** Start Provided text **
1. The training data is divided into batches.
2. The model processes a single batch of data and predicts the labels for that batch.
3. The model's loss (how far off the predictions are) is calculated.
4. Gradients are computed to determine how to adjust the model's weights to reduce the loss.
5. The optimizer uses the gradients to update the model's weights.
6. Steps 2-5 are repeated for all batches in one epoch, and then again for multiple epochs.

### **Key points**

* **Validation data:** We use the validation data to see how well the model generalizes to unseen data. This helps avoid overfitting (where the model performs very well on the training data but poorly on held-out data).
* **Experiment with:** Feel free to experiment with different `batch_size` values and numbers of `epochs` to see how they affect model performance.

## **5. Evaluate the Model**

In [5]:
# Evaluate Performance on Test Data
test_loss, test_accuracy = model.evaluate(test_data, test_labels)

print('Test Loss:', test_loss)
print('Test Accuracy:', test_accuracy)

Test Loss: 0.8543428778648376
Test Accuracy: 0.7736799716949463


### **Explanation:**

`model.evaluate `calculates the loss and accuracy on the held-out testing set. This gives us a more unbiased assessment of how well the model has truly learned to generalize.
** End Provided text **
** Start Supplied records **
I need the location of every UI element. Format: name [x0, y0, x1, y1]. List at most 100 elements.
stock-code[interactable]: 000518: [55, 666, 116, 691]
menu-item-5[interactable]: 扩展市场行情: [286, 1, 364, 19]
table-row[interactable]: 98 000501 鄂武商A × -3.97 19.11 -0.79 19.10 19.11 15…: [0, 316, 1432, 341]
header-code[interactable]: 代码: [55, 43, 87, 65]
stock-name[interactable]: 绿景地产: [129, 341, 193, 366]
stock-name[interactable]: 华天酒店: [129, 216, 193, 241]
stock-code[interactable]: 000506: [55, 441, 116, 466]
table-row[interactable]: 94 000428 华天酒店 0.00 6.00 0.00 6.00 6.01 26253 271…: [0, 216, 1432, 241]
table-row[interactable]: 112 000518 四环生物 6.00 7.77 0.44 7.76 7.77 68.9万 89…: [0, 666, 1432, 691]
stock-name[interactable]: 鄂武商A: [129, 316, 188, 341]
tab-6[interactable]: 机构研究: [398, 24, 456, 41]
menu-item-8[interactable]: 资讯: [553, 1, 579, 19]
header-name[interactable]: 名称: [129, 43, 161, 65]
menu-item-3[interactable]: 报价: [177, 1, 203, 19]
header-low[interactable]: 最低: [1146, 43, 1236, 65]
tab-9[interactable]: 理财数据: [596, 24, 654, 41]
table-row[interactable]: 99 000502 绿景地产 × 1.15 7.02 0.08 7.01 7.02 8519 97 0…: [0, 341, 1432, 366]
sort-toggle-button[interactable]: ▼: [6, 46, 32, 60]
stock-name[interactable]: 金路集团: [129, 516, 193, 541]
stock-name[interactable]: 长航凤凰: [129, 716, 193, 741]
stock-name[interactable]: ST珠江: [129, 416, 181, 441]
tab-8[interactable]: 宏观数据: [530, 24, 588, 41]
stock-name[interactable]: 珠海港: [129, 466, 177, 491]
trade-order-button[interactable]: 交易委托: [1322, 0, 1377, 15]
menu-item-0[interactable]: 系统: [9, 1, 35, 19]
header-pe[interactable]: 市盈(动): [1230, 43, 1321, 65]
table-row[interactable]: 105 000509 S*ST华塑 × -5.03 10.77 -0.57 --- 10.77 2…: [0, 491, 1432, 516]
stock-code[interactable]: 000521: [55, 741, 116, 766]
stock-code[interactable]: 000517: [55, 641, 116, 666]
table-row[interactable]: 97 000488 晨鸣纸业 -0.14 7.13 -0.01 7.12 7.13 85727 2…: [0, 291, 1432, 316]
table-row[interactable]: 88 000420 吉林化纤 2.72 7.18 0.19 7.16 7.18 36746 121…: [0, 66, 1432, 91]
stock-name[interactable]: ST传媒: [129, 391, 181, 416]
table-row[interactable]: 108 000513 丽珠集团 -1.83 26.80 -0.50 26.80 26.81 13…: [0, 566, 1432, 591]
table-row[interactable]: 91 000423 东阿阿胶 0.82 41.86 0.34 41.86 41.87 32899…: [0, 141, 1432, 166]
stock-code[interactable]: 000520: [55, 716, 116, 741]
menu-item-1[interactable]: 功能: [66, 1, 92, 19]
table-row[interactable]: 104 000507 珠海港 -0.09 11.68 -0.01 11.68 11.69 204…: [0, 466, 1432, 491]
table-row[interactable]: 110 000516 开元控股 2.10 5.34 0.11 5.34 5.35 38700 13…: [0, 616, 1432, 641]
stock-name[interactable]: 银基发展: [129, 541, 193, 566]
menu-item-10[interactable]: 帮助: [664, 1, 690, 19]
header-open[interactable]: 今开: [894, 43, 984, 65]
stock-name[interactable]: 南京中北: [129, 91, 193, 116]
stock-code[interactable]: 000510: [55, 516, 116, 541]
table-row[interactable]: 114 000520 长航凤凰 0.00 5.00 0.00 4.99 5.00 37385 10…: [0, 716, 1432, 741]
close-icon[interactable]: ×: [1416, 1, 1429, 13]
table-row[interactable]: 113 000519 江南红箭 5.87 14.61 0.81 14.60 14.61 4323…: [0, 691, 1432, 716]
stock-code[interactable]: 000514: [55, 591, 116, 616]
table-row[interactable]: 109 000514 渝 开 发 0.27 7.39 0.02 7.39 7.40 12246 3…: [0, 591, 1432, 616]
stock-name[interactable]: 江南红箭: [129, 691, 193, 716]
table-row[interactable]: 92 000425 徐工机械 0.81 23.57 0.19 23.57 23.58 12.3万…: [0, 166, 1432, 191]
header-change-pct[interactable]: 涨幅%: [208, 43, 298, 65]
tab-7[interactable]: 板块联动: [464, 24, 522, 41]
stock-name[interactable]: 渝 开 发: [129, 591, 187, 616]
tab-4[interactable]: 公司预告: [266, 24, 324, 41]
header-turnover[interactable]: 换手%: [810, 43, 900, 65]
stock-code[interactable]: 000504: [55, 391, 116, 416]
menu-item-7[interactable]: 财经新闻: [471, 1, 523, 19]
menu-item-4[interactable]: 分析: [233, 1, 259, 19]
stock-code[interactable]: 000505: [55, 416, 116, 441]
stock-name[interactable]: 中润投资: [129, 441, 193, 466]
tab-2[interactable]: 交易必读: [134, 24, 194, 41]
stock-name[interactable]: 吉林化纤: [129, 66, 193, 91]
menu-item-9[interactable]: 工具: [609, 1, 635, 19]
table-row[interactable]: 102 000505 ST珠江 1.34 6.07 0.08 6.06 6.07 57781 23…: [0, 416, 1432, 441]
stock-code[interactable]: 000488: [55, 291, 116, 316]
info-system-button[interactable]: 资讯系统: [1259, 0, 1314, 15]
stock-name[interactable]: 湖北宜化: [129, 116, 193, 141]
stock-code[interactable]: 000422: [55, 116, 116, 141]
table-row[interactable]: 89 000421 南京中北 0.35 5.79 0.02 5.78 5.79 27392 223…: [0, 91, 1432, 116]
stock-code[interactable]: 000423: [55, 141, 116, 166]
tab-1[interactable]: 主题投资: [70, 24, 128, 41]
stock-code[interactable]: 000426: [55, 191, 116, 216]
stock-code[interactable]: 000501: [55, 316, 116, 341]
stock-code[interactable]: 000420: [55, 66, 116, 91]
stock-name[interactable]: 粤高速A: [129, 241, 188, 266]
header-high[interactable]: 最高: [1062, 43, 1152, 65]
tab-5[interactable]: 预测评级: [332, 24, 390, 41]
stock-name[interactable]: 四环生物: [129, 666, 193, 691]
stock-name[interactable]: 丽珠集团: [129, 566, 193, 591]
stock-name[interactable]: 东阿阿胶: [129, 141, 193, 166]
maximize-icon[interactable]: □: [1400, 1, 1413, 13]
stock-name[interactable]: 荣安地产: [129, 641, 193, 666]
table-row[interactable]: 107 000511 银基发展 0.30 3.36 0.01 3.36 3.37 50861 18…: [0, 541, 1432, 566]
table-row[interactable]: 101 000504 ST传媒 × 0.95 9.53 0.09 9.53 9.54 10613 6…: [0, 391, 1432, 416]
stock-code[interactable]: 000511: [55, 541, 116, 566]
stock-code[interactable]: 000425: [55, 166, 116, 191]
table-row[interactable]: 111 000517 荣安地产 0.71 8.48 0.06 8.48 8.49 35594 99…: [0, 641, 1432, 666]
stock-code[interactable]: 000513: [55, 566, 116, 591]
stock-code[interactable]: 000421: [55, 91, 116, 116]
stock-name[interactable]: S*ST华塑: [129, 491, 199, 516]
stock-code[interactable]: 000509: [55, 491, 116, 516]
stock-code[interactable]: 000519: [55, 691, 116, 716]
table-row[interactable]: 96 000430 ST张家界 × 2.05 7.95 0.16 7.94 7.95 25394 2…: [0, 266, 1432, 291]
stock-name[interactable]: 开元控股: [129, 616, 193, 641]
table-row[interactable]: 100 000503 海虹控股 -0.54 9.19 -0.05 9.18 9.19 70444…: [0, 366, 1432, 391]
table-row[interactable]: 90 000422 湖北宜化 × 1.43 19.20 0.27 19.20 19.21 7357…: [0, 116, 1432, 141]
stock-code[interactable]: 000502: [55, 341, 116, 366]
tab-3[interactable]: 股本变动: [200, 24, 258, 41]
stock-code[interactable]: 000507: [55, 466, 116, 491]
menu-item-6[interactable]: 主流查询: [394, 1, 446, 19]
** End Supplied records **
** Start Supplied records **
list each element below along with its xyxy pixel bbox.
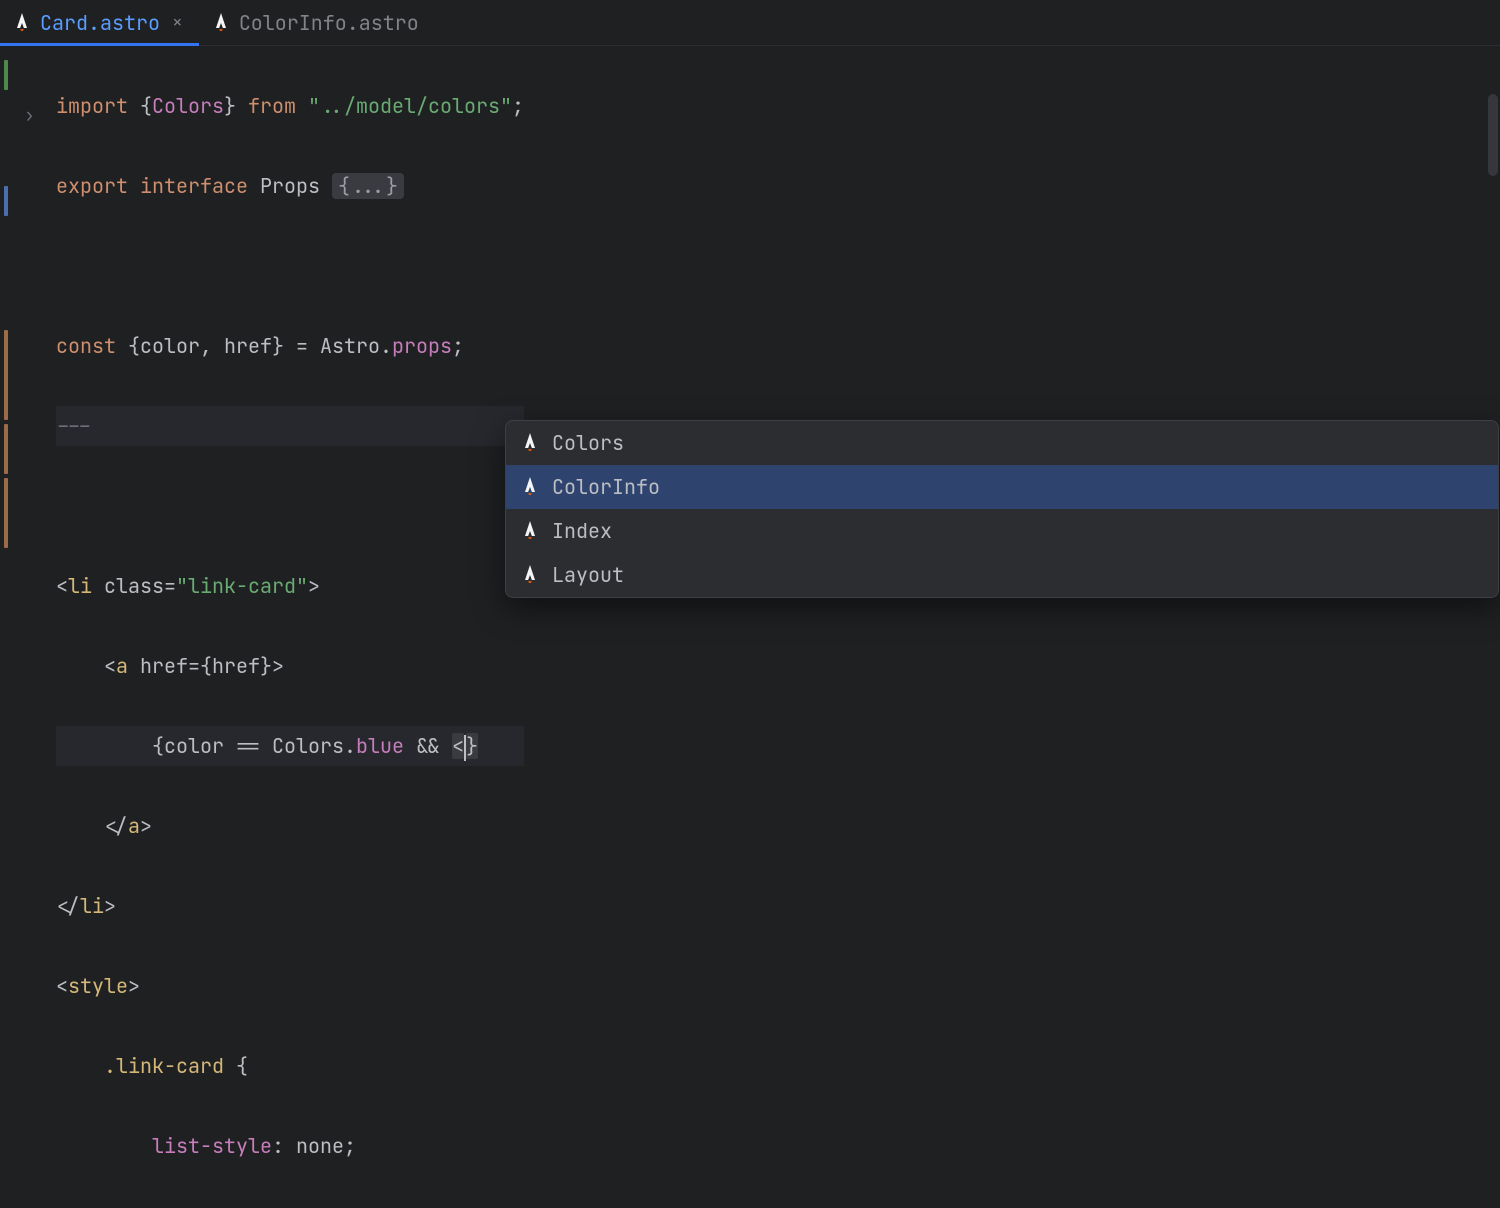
** End Supplied records **
Stated problem 1
Answer these from the provided text:
(a) What does the optimizer use to update the model's weights?
(b) What is the validation data used for?
(c) What test accuracy was printed?
Stated problem 2
List, in order, every numbered step of the training process in the provided text.
Stated problem 3
Copy word for word the part of the provided text starting with "2. The model" and going on through "affect model performance.".
Work from the provided text alone.

Complete response 1
(a) The gradients.
(b) To see how well the model generalizes to unseen data.
(c) 0.7736799716949463

Complete response 2
1. The training data is divided into batches.
2. The model processes a single batch of data and predicts the labels for that batch.
3. The model's loss (how far off the predictions are) is calculated.
4. Gradients are computed to determine how to adjust the model's weights to reduce the loss.
5. The optimizer uses the gradients to update the model's weights.
6. Steps 2-5 are repeated for all batches in one epoch, and then again for multiple epochs.

Complete response 3
2. The model processes a single batch of data and predicts the labels for that batch.
3. The model's loss (how far off the predictions are) is calculated.
4. Gradients are computed to determine how to adjust the model's weights to reduce the loss.
5. The optimizer uses the gradients to update the model's weights.
6. Steps 2-5 are repeated for all batches in one epoch, and then again for multiple epochs.

### **Key points**

* **Validation data:** We use the validation data to see how well the model generalizes to unseen data. This helps avoid overfitting (where the model performs very well on the training data but poorly on held-out data).
* **Experiment with:** Feel free to experiment with different `batch_size` values and numbers of `epochs` to see how they affect model performance.